Nothing should be left out: output all of the entries exactly.

*Material for this exercise*:
- - - - - - -

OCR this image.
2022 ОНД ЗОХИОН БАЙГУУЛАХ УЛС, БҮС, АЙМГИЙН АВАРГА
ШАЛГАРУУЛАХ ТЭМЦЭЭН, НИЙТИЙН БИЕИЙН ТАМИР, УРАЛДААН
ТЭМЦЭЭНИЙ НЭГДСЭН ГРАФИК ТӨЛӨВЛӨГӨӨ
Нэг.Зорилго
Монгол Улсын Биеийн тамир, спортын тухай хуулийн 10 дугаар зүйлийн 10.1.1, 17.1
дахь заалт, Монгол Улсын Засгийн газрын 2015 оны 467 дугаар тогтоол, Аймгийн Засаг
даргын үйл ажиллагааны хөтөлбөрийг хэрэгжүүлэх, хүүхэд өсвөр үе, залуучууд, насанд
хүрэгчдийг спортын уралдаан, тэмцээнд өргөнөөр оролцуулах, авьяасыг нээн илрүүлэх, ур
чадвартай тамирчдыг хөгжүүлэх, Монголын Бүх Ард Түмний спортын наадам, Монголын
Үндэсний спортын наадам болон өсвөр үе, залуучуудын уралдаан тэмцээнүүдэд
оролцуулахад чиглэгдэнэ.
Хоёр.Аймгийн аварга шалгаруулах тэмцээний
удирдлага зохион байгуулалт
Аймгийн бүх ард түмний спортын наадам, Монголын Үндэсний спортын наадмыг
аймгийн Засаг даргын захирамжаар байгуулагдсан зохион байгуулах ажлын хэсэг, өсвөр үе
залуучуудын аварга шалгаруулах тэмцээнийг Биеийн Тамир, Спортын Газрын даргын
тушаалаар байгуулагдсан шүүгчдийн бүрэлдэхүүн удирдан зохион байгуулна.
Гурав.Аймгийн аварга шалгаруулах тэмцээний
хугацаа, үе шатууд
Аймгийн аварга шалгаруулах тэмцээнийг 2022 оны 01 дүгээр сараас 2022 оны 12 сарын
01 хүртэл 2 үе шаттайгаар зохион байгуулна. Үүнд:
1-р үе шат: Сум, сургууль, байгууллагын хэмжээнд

- - - - - - -

*The answer*:
OCR this image.
2022 ОНД ЗОХИОН БАЙГУУЛАХ УЛС, БҮС, АЙМГИЙН АВАРГА
ШАЛГАРУУЛАХ ТЭМЦЭЭН, НИЙТИЙН БИЕИЙН ТАМИР, УРАЛДААН
ТЭМЦЭЭНИЙ НЭГДСЭН ГРАФИК ТӨЛӨВЛӨГӨӨ
Нэг.Зорилго
Монгол Улсын Биеийн тамир, спортын тухай хуулийн 10 дугаар зүйлийн 10.1.1, 17.1
дахь заалт, Монгол Улсын Засгийн газрын 2015 оны 467 дугаар тогтоол, Аймгийн Засаг
даргын үйл ажиллагааны хөтөлбөрийг хэрэгжүүлэх, хүүхэд өсвөр үе, залуучууд, насанд
хүрэгчдийг спортын уралдаан, тэмцээнд өргөнөөр оролцуулах, авьяасыг нээн илрүүлэх, ур
чадвартай тамирчдыг хөгжүүлэх, Монголын Бүх Ард Түмний спортын наадам, Монголын
Үндэсний спортын наадам болон өсвөр үе, залуучуудын уралдаан тэмцээнүүдэд
оролцуулахад чиглэгдэнэ.
Хоёр.Аймгийн аварга шалгаруулах тэмцээний
удирдлага зохион байгуулалт
Аймгийн бүх ард түмний спортын наадам, Монголын Үндэсний спортын наадмыг
аймгийн Засаг даргын захирамжаар байгуулагдсан зохион байгуулах ажлын хэсэг, өсвөр үе
залуучуудын аварга шалгаруулах тэмцээнийг Биеийн Тамир, Спортын Газрын даргын
тушаалаар байгуулагдсан шүүгчдийн бүрэлдэхүүн удирдан зохион байгуулна.
Гурав.Аймгийн аварга шалгаруулах тэмцээний
хугацаа, үе шатууд
Аймгийн аварга шалгаруулах тэмцээнийг 2022 оны 01 дүгээр сараас 2022 оны 12 сарын
01 хүртэл 2 үе шаттайгаар зохион байгуулна. Үүнд:
1-р үе шат: Сум, сургууль, байгууллагын хэмжээнд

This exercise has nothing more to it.